Quote every line of the material beneath this one.
╭──
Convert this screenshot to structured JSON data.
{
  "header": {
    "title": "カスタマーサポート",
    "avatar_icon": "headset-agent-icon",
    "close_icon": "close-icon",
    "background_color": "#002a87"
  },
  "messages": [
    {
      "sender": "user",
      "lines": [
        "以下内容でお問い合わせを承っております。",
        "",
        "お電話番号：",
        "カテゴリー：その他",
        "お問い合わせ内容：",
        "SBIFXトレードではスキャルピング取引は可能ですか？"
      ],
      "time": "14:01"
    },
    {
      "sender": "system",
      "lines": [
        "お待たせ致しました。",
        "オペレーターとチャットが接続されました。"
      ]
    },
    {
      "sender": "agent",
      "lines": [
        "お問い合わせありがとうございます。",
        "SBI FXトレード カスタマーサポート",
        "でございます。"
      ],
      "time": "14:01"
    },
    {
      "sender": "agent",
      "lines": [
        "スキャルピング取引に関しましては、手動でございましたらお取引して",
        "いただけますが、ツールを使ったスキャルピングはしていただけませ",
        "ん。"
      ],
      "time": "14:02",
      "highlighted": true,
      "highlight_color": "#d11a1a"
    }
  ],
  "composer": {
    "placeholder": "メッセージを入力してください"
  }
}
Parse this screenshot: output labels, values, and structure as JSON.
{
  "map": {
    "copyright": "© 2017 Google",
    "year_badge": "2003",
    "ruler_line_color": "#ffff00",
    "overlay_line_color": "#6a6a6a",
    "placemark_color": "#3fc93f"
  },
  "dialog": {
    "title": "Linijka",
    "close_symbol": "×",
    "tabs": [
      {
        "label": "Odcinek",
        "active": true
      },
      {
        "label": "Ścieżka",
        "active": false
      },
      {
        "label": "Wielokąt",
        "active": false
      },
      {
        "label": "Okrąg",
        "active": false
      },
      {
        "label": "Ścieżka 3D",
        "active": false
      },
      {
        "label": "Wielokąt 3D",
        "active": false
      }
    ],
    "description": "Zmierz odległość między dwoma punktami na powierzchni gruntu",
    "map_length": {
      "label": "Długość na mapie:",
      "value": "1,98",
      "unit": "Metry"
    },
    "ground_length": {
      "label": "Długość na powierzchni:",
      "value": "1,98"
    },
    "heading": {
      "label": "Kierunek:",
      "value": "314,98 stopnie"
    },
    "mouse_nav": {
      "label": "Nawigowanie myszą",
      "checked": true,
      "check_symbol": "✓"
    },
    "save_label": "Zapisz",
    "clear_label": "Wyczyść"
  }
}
╰──
Output for this task
Convert this screenshot to structured JSON data.
{
  "header": {
    "title": "カスタマーサポート",
    "avatar_icon": "headset-agent-icon",
    "close_icon": "close-icon",
    "background_color": "#002a87"
  },
  "messages": [
    {
      "sender": "user",
      "lines": [
        "以下内容でお問い合わせを承っております。",
        "",
        "お電話番号：",
        "カテゴリー：その他",
        "お問い合わせ内容：",
        "SBIFXトレードではスキャルピング取引は可能ですか？"
      ],
      "time": "14:01"
    },
    {
      "sender": "system",
      "lines": [
        "お待たせ致しました。",
        "オペレーターとチャットが接続されました。"
      ]
    },
    {
      "sender": "agent",
      "lines": [
        "お問い合わせありがとうございます。",
        "SBI FXトレード カスタマーサポート",
        "でございます。"
      ],
      "time": "14:01"
    },
    {
      "sender": "agent",
      "lines": [
        "スキャルピング取引に関しましては、手動でございましたらお取引して",
        "いただけますが、ツールを使ったスキャルピングはしていただけませ",
        "ん。"
      ],
      "time": "14:02",
      "highlighted": true,
      "highlight_color": "#d11a1a"
    }
  ],
  "composer": {
    "placeholder": "メッセージを入力してください"
  }
}
Parse this screenshot: output labels, values, and structure as JSON.
{
  "map": {
    "copyright": "© 2017 Google",
    "year_badge": "2003",
    "ruler_line_color": "#ffff00",
    "overlay_line_color": "#6a6a6a",
    "placemark_color": "#3fc93f"
  },
  "dialog": {
    "title": "Linijka",
    "close_symbol": "×",
    "tabs": [
      {
        "label": "Odcinek",
        "active": true
      },
      {
        "label": "Ścieżka",
        "active": false
      },
      {
        "label": "Wielokąt",
        "active": false
      },
      {
        "label": "Okrąg",
        "active": false
      },
      {
        "label": "Ścieżka 3D",
        "active": false
      },
      {
        "label": "Wielokąt 3D",
        "active": false
      }
    ],
    "description": "Zmierz odległość między dwoma punktami na powierzchni gruntu",
    "map_length": {
      "label": "Długość na mapie:",
      "value": "1,98",
      "unit": "Metry"
    },
    "ground_length": {
      "label": "Długość na powierzchni:",
      "value": "1,98"
    },
    "heading": {
      "label": "Kierunek:",
      "value": "314,98 stopnie"
    },
    "mouse_nav": {
      "label": "Nawigowanie myszą",
      "checked": true,
      "check_symbol": "✓"
    },
    "save_label": "Zapisz",
    "clear_label": "Wyczyść"
  }
}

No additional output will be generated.